→ **Directions for this task**:
Copy out the listing that follows exactly, dropping every picture.

----------

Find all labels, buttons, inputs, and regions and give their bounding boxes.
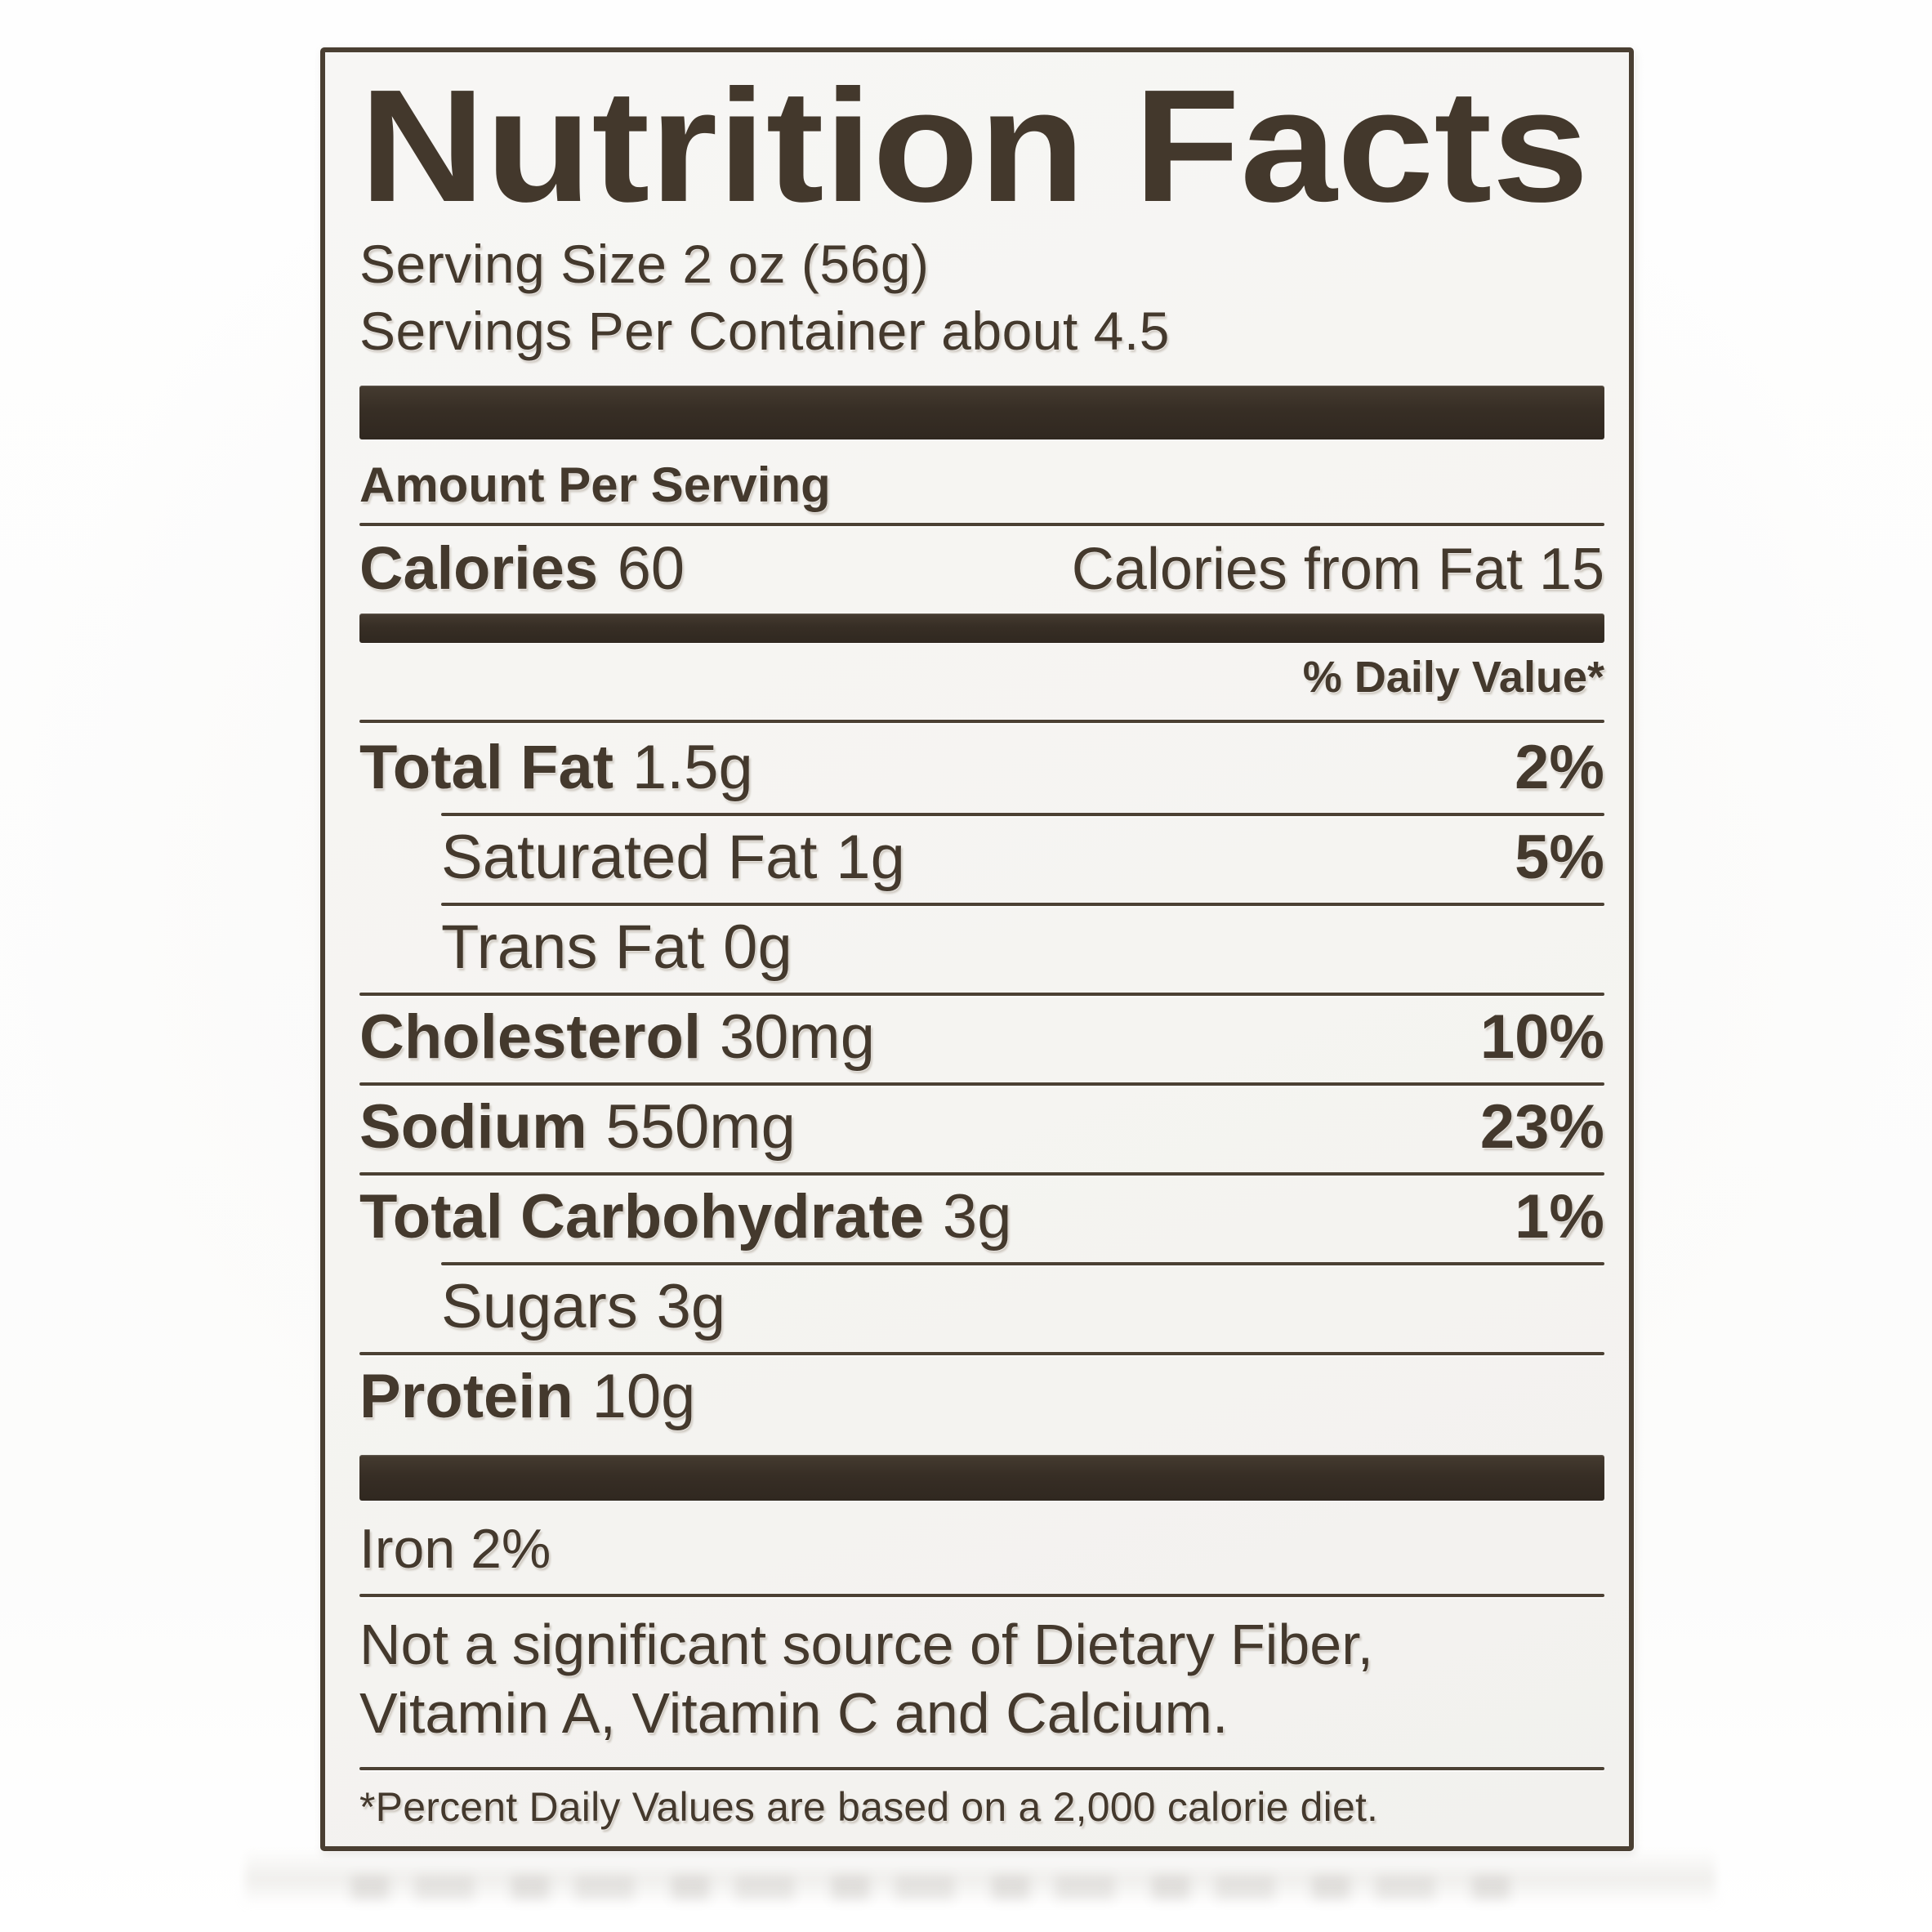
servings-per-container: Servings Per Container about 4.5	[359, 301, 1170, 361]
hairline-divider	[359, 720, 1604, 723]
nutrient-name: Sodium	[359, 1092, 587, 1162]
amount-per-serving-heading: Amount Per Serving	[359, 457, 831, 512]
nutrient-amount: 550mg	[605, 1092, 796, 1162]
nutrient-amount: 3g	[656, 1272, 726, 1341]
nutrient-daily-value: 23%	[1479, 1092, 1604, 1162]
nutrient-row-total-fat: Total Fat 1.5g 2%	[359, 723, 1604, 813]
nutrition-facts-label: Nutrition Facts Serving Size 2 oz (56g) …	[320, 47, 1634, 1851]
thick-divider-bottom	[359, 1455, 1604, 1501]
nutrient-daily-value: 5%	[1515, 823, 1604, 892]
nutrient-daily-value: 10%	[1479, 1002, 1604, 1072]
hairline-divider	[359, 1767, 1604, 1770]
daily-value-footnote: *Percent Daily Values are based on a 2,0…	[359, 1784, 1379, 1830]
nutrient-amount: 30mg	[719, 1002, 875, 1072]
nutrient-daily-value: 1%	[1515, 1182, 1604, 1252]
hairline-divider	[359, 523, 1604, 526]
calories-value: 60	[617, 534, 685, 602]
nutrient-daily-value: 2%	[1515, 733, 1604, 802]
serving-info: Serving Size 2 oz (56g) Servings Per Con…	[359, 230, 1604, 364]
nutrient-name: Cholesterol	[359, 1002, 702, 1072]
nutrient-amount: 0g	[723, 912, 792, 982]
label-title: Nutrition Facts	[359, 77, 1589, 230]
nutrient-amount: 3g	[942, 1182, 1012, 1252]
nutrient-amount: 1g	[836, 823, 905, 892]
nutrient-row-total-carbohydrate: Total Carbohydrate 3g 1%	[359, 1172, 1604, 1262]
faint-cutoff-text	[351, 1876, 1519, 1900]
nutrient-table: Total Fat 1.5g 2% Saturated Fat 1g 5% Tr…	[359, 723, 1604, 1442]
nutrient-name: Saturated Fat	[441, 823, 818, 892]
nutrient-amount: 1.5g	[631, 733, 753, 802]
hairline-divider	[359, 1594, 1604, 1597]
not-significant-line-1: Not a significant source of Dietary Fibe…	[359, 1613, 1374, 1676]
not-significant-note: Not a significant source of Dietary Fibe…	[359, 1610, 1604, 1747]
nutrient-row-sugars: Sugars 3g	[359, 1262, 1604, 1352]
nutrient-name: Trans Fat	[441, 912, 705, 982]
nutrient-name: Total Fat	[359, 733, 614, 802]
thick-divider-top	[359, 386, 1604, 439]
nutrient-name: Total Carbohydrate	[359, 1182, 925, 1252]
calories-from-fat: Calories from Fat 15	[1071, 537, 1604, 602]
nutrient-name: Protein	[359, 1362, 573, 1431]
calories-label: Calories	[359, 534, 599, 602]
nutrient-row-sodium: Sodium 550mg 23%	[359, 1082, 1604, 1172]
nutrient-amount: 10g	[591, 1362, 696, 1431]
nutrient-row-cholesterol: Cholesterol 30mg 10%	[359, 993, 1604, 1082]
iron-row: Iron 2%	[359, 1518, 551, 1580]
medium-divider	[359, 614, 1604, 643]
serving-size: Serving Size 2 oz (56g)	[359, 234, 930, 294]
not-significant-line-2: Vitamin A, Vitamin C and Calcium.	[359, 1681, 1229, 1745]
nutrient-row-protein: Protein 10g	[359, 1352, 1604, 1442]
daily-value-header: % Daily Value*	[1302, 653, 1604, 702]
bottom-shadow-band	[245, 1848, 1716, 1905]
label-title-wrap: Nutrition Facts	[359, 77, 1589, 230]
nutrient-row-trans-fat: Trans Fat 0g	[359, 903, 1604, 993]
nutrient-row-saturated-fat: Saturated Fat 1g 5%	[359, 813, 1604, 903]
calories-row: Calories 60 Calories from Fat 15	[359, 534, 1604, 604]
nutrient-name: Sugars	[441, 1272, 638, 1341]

----------

→ **Exercise solution**:
Find all labels, buttons, inputs, and regions and give their bounding boxes.
servings-per-container: Servings Per Container about 4.5	[359, 301, 1170, 361]
hairline-divider	[359, 720, 1604, 723]
nutrient-name: Sodium	[359, 1092, 587, 1162]
amount-per-serving-heading: Amount Per Serving	[359, 457, 831, 512]
nutrient-amount: 550mg	[605, 1092, 796, 1162]
nutrient-amount: 3g	[656, 1272, 726, 1341]
nutrient-daily-value: 23%	[1479, 1092, 1604, 1162]
nutrient-row-total-fat: Total Fat 1.5g 2%	[359, 723, 1604, 813]
nutrition-facts-label: Nutrition Facts Serving Size 2 oz (56g) …	[320, 47, 1634, 1851]
thick-divider-bottom	[359, 1455, 1604, 1501]
nutrient-daily-value: 5%	[1515, 823, 1604, 892]
nutrient-daily-value: 10%	[1479, 1002, 1604, 1072]
hairline-divider	[359, 1767, 1604, 1770]
daily-value-footnote: *Percent Daily Values are based on a 2,0…	[359, 1784, 1379, 1830]
nutrient-amount: 30mg	[719, 1002, 875, 1072]
nutrient-daily-value: 1%	[1515, 1182, 1604, 1252]
hairline-divider	[359, 523, 1604, 526]
calories-value: 60	[617, 534, 685, 602]
nutrient-daily-value: 2%	[1515, 733, 1604, 802]
serving-info: Serving Size 2 oz (56g) Servings Per Con…	[359, 230, 1604, 364]
nutrient-name: Cholesterol	[359, 1002, 702, 1072]
nutrient-amount: 0g	[723, 912, 792, 982]
label-title: Nutrition Facts	[359, 77, 1589, 230]
nutrient-amount: 3g	[942, 1182, 1012, 1252]
nutrient-amount: 1g	[836, 823, 905, 892]
nutrient-row-total-carbohydrate: Total Carbohydrate 3g 1%	[359, 1172, 1604, 1262]
faint-cutoff-text	[351, 1876, 1519, 1900]
nutrient-table: Total Fat 1.5g 2% Saturated Fat 1g 5% Tr…	[359, 723, 1604, 1442]
nutrient-name: Saturated Fat	[441, 823, 818, 892]
nutrient-amount: 1.5g	[631, 733, 753, 802]
hairline-divider	[359, 1594, 1604, 1597]
not-significant-line-1: Not a significant source of Dietary Fibe…	[359, 1613, 1374, 1676]
not-significant-note: Not a significant source of Dietary Fibe…	[359, 1610, 1604, 1747]
nutrient-row-sugars: Sugars 3g	[359, 1262, 1604, 1352]
nutrient-name: Trans Fat	[441, 912, 705, 982]
nutrient-name: Total Fat	[359, 733, 614, 802]
thick-divider-top	[359, 386, 1604, 439]
nutrient-name: Total Carbohydrate	[359, 1182, 925, 1252]
calories-from-fat: Calories from Fat 15	[1071, 537, 1604, 602]
nutrient-name: Protein	[359, 1362, 573, 1431]
calories-label: Calories	[359, 534, 599, 602]
nutrient-row-sodium: Sodium 550mg 23%	[359, 1082, 1604, 1172]
nutrient-amount: 10g	[591, 1362, 696, 1431]
nutrient-row-cholesterol: Cholesterol 30mg 10%	[359, 993, 1604, 1082]
iron-row: Iron 2%	[359, 1518, 551, 1580]
medium-divider	[359, 614, 1604, 643]
serving-size: Serving Size 2 oz (56g)	[359, 234, 930, 294]
not-significant-line-2: Vitamin A, Vitamin C and Calcium.	[359, 1681, 1229, 1745]
nutrient-row-protein: Protein 10g	[359, 1352, 1604, 1442]
daily-value-header: % Daily Value*	[1302, 653, 1604, 702]
bottom-shadow-band	[245, 1848, 1716, 1905]
label-title-wrap: Nutrition Facts	[359, 77, 1589, 230]
nutrient-row-trans-fat: Trans Fat 0g	[359, 903, 1604, 993]
nutrient-row-saturated-fat: Saturated Fat 1g 5%	[359, 813, 1604, 903]
calories-row: Calories 60 Calories from Fat 15	[359, 534, 1604, 604]
nutrient-name: Sugars	[441, 1272, 638, 1341]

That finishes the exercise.